§ **Data records**
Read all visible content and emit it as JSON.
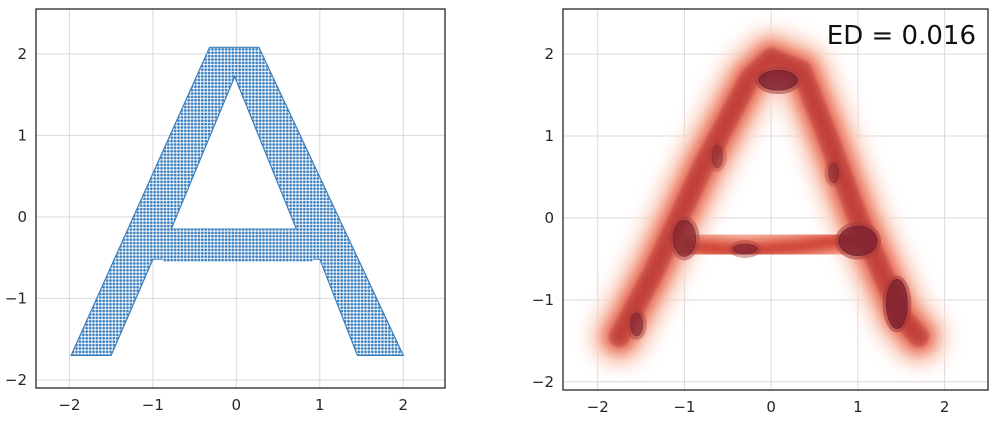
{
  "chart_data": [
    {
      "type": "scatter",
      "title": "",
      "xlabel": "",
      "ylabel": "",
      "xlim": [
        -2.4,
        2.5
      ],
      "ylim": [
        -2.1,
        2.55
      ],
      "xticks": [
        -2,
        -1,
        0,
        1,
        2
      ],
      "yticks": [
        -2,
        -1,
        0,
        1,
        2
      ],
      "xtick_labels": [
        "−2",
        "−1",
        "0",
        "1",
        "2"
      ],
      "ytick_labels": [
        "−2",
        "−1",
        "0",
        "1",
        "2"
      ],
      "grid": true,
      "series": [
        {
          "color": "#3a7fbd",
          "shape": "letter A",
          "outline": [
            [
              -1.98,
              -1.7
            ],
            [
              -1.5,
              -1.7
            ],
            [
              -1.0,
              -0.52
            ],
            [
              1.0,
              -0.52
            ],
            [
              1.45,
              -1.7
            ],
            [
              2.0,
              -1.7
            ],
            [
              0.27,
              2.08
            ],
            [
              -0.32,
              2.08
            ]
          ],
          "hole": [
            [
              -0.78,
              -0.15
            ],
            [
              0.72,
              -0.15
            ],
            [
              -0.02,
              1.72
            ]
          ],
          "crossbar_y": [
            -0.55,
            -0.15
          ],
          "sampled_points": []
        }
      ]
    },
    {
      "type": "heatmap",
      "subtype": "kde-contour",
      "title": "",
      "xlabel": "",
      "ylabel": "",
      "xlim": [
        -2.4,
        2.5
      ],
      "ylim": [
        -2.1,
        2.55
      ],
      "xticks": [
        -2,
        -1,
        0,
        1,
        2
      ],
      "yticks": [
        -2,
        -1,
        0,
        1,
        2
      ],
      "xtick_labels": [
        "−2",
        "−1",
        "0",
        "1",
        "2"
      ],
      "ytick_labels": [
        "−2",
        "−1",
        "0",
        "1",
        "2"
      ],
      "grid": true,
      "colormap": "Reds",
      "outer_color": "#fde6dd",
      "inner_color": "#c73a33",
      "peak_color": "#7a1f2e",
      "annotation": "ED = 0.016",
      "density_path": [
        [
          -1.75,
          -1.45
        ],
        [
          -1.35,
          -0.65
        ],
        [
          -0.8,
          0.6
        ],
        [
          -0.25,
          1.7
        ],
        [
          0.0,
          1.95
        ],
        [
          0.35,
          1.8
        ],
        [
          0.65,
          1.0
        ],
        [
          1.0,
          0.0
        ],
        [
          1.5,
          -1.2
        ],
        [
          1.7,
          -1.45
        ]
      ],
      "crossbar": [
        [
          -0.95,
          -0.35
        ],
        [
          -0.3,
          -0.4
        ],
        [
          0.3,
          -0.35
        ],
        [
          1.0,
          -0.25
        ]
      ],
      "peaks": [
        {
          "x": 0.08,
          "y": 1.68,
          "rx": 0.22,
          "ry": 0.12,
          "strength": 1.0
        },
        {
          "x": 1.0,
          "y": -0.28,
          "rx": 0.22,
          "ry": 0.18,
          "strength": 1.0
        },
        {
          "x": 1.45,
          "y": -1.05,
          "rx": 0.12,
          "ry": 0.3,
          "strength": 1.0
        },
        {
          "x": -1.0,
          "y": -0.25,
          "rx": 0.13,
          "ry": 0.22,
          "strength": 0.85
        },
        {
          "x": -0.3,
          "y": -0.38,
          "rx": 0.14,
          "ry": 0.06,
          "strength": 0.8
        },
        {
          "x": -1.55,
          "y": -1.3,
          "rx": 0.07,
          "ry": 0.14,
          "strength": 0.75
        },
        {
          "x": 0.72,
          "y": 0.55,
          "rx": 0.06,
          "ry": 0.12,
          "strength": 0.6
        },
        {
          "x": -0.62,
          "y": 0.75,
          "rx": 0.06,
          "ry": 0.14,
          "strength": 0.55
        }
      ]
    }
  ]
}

§ **Exercise objective**
Return every line of the records exactly as given, pictures excluded.

§ **Finished task**
Read all visible content and emit it as JSON.
{
  "chart_data": [
    {
      "type": "scatter",
      "title": "",
      "xlabel": "",
      "ylabel": "",
      "xlim": [
        -2.4,
        2.5
      ],
      "ylim": [
        -2.1,
        2.55
      ],
      "xticks": [
        -2,
        -1,
        0,
        1,
        2
      ],
      "yticks": [
        -2,
        -1,
        0,
        1,
        2
      ],
      "xtick_labels": [
        "−2",
        "−1",
        "0",
        "1",
        "2"
      ],
      "ytick_labels": [
        "−2",
        "−1",
        "0",
        "1",
        "2"
      ],
      "grid": true,
      "series": [
        {
          "color": "#3a7fbd",
          "shape": "letter A",
          "outline": [
            [
              -1.98,
              -1.7
            ],
            [
              -1.5,
              -1.7
            ],
            [
              -1.0,
              -0.52
            ],
            [
              1.0,
              -0.52
            ],
            [
              1.45,
              -1.7
            ],
            [
              2.0,
              -1.7
            ],
            [
              0.27,
              2.08
            ],
            [
              -0.32,
              2.08
            ]
          ],
          "hole": [
            [
              -0.78,
              -0.15
            ],
            [
              0.72,
              -0.15
            ],
            [
              -0.02,
              1.72
            ]
          ],
          "crossbar_y": [
            -0.55,
            -0.15
          ],
          "sampled_points": []
        }
      ]
    },
    {
      "type": "heatmap",
      "subtype": "kde-contour",
      "title": "",
      "xlabel": "",
      "ylabel": "",
      "xlim": [
        -2.4,
        2.5
      ],
      "ylim": [
        -2.1,
        2.55
      ],
      "xticks": [
        -2,
        -1,
        0,
        1,
        2
      ],
      "yticks": [
        -2,
        -1,
        0,
        1,
        2
      ],
      "xtick_labels": [
        "−2",
        "−1",
        "0",
        "1",
        "2"
      ],
      "ytick_labels": [
        "−2",
        "−1",
        "0",
        "1",
        "2"
      ],
      "grid": true,
      "colormap": "Reds",
      "outer_color": "#fde6dd",
      "inner_color": "#c73a33",
      "peak_color": "#7a1f2e",
      "annotation": "ED = 0.016",
      "density_path": [
        [
          -1.75,
          -1.45
        ],
        [
          -1.35,
          -0.65
        ],
        [
          -0.8,
          0.6
        ],
        [
          -0.25,
          1.7
        ],
        [
          0.0,
          1.95
        ],
        [
          0.35,
          1.8
        ],
        [
          0.65,
          1.0
        ],
        [
          1.0,
          0.0
        ],
        [
          1.5,
          -1.2
        ],
        [
          1.7,
          -1.45
        ]
      ],
      "crossbar": [
        [
          -0.95,
          -0.35
        ],
        [
          -0.3,
          -0.4
        ],
        [
          0.3,
          -0.35
        ],
        [
          1.0,
          -0.25
        ]
      ],
      "peaks": [
        {
          "x": 0.08,
          "y": 1.68,
          "rx": 0.22,
          "ry": 0.12,
          "strength": 1.0
        },
        {
          "x": 1.0,
          "y": -0.28,
          "rx": 0.22,
          "ry": 0.18,
          "strength": 1.0
        },
        {
          "x": 1.45,
          "y": -1.05,
          "rx": 0.12,
          "ry": 0.3,
          "strength": 1.0
        },
        {
          "x": -1.0,
          "y": -0.25,
          "rx": 0.13,
          "ry": 0.22,
          "strength": 0.85
        },
        {
          "x": -0.3,
          "y": -0.38,
          "rx": 0.14,
          "ry": 0.06,
          "strength": 0.8
        },
        {
          "x": -1.55,
          "y": -1.3,
          "rx": 0.07,
          "ry": 0.14,
          "strength": 0.75
        },
        {
          "x": 0.72,
          "y": 0.55,
          "rx": 0.06,
          "ry": 0.12,
          "strength": 0.6
        },
        {
          "x": -0.62,
          "y": 0.75,
          "rx": 0.06,
          "ry": 0.14,
          "strength": 0.55
        }
      ]
    }
  ]
}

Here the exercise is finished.